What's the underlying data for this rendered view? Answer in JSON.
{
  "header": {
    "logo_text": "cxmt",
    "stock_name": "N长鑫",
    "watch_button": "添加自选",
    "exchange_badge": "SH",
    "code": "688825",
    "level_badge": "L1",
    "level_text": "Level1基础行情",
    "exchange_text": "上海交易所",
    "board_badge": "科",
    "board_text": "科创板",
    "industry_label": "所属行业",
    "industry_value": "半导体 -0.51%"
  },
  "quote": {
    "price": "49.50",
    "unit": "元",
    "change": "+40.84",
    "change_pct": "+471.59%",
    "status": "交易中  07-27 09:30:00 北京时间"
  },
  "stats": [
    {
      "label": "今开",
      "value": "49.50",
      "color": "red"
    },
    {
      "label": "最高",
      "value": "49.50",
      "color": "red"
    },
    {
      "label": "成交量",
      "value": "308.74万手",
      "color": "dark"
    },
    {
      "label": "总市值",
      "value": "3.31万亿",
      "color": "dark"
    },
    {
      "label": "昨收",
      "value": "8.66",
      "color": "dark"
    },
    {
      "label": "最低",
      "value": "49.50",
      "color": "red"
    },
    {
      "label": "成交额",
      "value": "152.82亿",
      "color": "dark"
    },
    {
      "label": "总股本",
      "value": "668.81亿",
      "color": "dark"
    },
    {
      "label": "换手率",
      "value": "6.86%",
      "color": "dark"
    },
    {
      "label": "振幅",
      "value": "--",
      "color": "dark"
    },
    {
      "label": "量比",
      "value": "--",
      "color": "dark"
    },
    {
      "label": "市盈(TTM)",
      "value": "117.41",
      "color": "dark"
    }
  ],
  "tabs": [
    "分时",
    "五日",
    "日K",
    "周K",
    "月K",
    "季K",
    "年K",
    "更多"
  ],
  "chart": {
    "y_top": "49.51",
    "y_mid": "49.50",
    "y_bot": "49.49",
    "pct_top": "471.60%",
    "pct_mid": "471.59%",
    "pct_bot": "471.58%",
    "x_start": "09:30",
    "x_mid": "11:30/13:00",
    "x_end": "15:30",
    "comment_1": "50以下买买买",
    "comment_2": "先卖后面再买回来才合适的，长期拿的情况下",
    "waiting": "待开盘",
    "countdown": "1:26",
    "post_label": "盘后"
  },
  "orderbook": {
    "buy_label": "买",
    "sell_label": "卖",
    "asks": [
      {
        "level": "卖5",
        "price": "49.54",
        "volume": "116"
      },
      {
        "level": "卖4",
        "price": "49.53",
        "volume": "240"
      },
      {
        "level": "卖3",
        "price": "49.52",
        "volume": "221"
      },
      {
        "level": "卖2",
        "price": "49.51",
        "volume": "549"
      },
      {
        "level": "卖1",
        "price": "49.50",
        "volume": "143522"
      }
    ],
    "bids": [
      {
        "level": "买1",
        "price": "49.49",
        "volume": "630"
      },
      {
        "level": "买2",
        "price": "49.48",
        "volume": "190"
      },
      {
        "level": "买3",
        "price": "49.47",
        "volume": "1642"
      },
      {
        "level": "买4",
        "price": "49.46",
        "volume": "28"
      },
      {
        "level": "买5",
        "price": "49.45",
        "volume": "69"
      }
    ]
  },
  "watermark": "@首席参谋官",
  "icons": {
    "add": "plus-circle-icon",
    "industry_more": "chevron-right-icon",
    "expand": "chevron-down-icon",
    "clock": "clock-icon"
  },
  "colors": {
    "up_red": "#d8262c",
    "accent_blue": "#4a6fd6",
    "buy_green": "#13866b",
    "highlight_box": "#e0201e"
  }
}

━━━━━━━━━━━━━━━━━━━━━━━━━━━━━━

= TO DO =
Give a single number: the count of lines above that include the word "price".

= OUTPUT BELOW =
11